PROBLEM DETAILS:
Return the material below in full and exactly.

━━ PROVIDED DATA

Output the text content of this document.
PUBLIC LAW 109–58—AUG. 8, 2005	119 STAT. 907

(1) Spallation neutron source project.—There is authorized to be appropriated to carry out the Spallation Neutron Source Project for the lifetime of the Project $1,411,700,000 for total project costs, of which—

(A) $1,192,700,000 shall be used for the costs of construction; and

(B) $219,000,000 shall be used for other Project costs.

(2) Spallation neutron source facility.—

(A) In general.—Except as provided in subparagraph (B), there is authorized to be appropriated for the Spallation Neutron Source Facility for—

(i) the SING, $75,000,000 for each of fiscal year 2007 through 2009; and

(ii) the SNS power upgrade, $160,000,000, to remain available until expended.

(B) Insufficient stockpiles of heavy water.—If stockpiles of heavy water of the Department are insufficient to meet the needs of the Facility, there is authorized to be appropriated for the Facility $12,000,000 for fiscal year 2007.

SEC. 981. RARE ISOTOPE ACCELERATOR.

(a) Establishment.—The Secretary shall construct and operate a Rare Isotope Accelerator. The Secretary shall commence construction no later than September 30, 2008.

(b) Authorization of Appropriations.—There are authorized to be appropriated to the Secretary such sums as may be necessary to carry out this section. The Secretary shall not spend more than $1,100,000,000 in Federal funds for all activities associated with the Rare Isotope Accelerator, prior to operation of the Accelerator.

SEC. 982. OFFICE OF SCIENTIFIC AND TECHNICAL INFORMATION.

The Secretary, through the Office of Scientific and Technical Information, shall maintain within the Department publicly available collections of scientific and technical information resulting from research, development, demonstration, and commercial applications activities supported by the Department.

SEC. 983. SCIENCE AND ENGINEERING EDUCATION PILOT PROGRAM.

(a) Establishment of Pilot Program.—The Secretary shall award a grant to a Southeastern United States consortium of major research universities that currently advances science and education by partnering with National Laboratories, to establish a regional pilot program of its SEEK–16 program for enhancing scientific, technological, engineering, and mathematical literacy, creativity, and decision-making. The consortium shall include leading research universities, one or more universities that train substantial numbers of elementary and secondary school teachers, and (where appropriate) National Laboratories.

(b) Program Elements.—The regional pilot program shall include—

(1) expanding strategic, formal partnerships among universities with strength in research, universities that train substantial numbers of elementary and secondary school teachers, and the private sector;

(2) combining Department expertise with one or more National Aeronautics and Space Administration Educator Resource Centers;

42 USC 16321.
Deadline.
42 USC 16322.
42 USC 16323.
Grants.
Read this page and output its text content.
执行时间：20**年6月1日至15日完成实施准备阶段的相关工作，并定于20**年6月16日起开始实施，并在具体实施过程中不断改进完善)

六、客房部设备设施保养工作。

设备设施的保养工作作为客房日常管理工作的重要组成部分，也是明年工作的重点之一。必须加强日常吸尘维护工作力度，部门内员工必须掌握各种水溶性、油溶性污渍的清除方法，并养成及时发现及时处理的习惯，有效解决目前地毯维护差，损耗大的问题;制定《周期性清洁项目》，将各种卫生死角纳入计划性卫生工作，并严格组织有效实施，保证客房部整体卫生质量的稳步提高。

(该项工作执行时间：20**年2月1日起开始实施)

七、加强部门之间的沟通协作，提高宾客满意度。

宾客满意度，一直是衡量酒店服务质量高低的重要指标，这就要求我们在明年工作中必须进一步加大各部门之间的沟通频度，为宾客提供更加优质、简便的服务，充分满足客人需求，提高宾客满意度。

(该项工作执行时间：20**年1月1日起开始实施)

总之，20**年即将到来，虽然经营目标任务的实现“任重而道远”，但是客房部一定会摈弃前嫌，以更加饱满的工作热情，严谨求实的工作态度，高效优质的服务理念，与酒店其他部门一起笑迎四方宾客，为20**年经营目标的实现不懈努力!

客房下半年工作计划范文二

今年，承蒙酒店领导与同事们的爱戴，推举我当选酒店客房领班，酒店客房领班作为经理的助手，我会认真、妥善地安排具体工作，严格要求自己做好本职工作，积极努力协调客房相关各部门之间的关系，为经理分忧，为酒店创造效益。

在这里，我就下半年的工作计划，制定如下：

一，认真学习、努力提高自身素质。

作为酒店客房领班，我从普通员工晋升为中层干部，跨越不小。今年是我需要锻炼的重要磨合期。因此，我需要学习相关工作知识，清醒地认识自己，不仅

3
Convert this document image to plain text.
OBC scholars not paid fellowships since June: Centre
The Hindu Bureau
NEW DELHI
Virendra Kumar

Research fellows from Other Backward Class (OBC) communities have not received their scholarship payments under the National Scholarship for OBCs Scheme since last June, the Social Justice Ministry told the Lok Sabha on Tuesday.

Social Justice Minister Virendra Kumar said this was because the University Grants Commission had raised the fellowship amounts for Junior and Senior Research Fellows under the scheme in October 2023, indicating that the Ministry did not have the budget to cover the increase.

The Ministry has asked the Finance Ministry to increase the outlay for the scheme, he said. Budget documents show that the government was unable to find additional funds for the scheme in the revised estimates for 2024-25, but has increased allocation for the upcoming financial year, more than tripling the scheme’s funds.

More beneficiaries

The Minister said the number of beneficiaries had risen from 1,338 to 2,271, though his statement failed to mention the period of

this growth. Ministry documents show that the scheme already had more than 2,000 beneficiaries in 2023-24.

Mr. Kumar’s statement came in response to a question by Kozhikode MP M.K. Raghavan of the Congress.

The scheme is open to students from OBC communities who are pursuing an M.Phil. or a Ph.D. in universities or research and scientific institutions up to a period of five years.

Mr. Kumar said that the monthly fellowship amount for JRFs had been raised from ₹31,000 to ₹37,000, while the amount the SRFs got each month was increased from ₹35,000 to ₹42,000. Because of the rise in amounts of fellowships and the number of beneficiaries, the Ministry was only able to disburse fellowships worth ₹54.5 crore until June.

━━━━

EXPECTED ANSWER:
Output the text content of this document.
PUBLIC LAW 109–58—AUG. 8, 2005	119 STAT. 907

(1) Spallation neutron source project.—There is authorized to be appropriated to carry out the Spallation Neutron Source Project for the lifetime of the Project $1,411,700,000 for total project costs, of which—

(A) $1,192,700,000 shall be used for the costs of construction; and

(B) $219,000,000 shall be used for other Project costs.

(2) Spallation neutron source facility.—

(A) In general.—Except as provided in subparagraph (B), there is authorized to be appropriated for the Spallation Neutron Source Facility for—

(i) the SING, $75,000,000 for each of fiscal year 2007 through 2009; and

(ii) the SNS power upgrade, $160,000,000, to remain available until expended.

(B) Insufficient stockpiles of heavy water.—If stockpiles of heavy water of the Department are insufficient to meet the needs of the Facility, there is authorized to be appropriated for the Facility $12,000,000 for fiscal year 2007.

SEC. 981. RARE ISOTOPE ACCELERATOR.

(a) Establishment.—The Secretary shall construct and operate a Rare Isotope Accelerator. The Secretary shall commence construction no later than September 30, 2008.

(b) Authorization of Appropriations.—There are authorized to be appropriated to the Secretary such sums as may be necessary to carry out this section. The Secretary shall not spend more than $1,100,000,000 in Federal funds for all activities associated with the Rare Isotope Accelerator, prior to operation of the Accelerator.

SEC. 982. OFFICE OF SCIENTIFIC AND TECHNICAL INFORMATION.

The Secretary, through the Office of Scientific and Technical Information, shall maintain within the Department publicly available collections of scientific and technical information resulting from research, development, demonstration, and commercial applications activities supported by the Department.

SEC. 983. SCIENCE AND ENGINEERING EDUCATION PILOT PROGRAM.

(a) Establishment of Pilot Program.—The Secretary shall award a grant to a Southeastern United States consortium of major research universities that currently advances science and education by partnering with National Laboratories, to establish a regional pilot program of its SEEK–16 program for enhancing scientific, technological, engineering, and mathematical literacy, creativity, and decision-making. The consortium shall include leading research universities, one or more universities that train substantial numbers of elementary and secondary school teachers, and (where appropriate) National Laboratories.

(b) Program Elements.—The regional pilot program shall include—

(1) expanding strategic, formal partnerships among universities with strength in research, universities that train substantial numbers of elementary and secondary school teachers, and the private sector;

(2) combining Department expertise with one or more National Aeronautics and Space Administration Educator Resource Centers;

42 USC 16321.
Deadline.
42 USC 16322.
42 USC 16323.
Grants.
Read this page and output its text content.
执行时间：20**年6月1日至15日完成实施准备阶段的相关工作，并定于20**年6月16日起开始实施，并在具体实施过程中不断改进完善)

六、客房部设备设施保养工作。

设备设施的保养工作作为客房日常管理工作的重要组成部分，也是明年工作的重点之一。必须加强日常吸尘维护工作力度，部门内员工必须掌握各种水溶性、油溶性污渍的清除方法，并养成及时发现及时处理的习惯，有效解决目前地毯维护差，损耗大的问题;制定《周期性清洁项目》，将各种卫生死角纳入计划性卫生工作，并严格组织有效实施，保证客房部整体卫生质量的稳步提高。

(该项工作执行时间：20**年2月1日起开始实施)

七、加强部门之间的沟通协作，提高宾客满意度。

宾客满意度，一直是衡量酒店服务质量高低的重要指标，这就要求我们在明年工作中必须进一步加大各部门之间的沟通频度，为宾客提供更加优质、简便的服务，充分满足客人需求，提高宾客满意度。

(该项工作执行时间：20**年1月1日起开始实施)

总之，20**年即将到来，虽然经营目标任务的实现“任重而道远”，但是客房部一定会摈弃前嫌，以更加饱满的工作热情，严谨求实的工作态度，高效优质的服务理念，与酒店其他部门一起笑迎四方宾客，为20**年经营目标的实现不懈努力!

客房下半年工作计划范文二

今年，承蒙酒店领导与同事们的爱戴，推举我当选酒店客房领班，酒店客房领班作为经理的助手，我会认真、妥善地安排具体工作，严格要求自己做好本职工作，积极努力协调客房相关各部门之间的关系，为经理分忧，为酒店创造效益。

在这里，我就下半年的工作计划，制定如下：

一，认真学习、努力提高自身素质。

作为酒店客房领班，我从普通员工晋升为中层干部，跨越不小。今年是我需要锻炼的重要磨合期。因此，我需要学习相关工作知识，清醒地认识自己，不仅

3
Convert this document image to plain text.
OBC scholars not paid fellowships since June: Centre
The Hindu Bureau
NEW DELHI
Virendra Kumar

Research fellows from Other Backward Class (OBC) communities have not received their scholarship payments under the National Scholarship for OBCs Scheme since last June, the Social Justice Ministry told the Lok Sabha on Tuesday.

Social Justice Minister Virendra Kumar said this was because the University Grants Commission had raised the fellowship amounts for Junior and Senior Research Fellows under the scheme in October 2023, indicating that the Ministry did not have the budget to cover the increase.

The Ministry has asked the Finance Ministry to increase the outlay for the scheme, he said. Budget documents show that the government was unable to find additional funds for the scheme in the revised estimates for 2024-25, but has increased allocation for the upcoming financial year, more than tripling the scheme’s funds.

More beneficiaries

The Minister said the number of beneficiaries had risen from 1,338 to 2,271, though his statement failed to mention the period of

this growth. Ministry documents show that the scheme already had more than 2,000 beneficiaries in 2023-24.

Mr. Kumar’s statement came in response to a question by Kozhikode MP M.K. Raghavan of the Congress.

The scheme is open to students from OBC communities who are pursuing an M.Phil. or a Ph.D. in universities or research and scientific institutions up to a period of five years.

Mr. Kumar said that the monthly fellowship amount for JRFs had been raised from ₹31,000 to ₹37,000, while the amount the SRFs got each month was increased from ₹35,000 to ₹42,000. Because of the rise in amounts of fellowships and the number of beneficiaries, the Ministry was only able to disburse fellowships worth ₹54.5 crore until June.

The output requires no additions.